• _Exercise prompt_
Look through the material below for "Januar". Copy every line that contains it.

(Figure record listings)
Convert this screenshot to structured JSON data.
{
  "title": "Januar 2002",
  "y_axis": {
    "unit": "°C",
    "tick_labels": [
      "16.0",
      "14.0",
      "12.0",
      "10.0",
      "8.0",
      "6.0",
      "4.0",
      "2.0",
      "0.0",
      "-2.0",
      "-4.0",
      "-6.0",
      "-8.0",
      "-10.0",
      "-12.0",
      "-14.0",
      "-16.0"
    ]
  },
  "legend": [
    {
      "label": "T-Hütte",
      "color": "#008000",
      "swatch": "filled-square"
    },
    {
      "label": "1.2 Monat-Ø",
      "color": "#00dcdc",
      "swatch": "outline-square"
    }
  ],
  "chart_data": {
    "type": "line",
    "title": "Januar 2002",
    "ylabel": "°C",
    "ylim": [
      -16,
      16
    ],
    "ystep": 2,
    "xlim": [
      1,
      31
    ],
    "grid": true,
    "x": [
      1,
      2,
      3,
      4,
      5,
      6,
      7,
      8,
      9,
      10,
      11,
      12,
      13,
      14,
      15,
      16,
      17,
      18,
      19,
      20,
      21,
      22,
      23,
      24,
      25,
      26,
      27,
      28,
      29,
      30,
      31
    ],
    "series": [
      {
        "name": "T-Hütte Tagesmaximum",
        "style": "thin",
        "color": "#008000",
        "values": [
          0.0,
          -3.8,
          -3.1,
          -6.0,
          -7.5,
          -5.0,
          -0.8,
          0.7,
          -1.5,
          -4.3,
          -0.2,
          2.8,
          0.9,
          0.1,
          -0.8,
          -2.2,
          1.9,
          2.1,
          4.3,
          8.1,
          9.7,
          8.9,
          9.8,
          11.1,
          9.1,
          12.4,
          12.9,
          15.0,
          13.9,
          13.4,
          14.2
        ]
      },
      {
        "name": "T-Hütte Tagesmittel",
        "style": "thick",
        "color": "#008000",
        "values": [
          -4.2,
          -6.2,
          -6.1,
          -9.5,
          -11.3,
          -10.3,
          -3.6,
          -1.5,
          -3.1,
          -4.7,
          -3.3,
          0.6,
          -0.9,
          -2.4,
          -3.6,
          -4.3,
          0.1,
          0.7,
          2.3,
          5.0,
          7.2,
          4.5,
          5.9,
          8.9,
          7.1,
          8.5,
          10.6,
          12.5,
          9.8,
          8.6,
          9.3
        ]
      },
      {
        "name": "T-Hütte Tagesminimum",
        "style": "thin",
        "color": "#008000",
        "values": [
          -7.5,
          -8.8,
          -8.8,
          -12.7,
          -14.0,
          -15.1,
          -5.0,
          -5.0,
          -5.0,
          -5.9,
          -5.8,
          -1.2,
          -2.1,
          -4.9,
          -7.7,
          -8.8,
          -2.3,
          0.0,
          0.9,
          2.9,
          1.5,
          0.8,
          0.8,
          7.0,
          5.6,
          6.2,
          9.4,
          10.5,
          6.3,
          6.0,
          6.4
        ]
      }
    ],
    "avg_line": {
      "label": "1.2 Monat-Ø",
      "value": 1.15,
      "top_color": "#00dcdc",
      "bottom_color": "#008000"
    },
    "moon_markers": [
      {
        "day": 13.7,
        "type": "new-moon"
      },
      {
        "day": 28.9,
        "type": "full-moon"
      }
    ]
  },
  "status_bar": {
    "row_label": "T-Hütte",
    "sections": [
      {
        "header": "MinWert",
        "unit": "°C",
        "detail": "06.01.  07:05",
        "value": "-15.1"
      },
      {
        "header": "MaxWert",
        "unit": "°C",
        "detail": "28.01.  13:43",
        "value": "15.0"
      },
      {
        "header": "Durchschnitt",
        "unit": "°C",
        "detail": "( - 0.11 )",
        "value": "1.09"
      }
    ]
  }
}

• _Answer to the task_
  "title": "Januar 2002",
    "title": "Januar 2002",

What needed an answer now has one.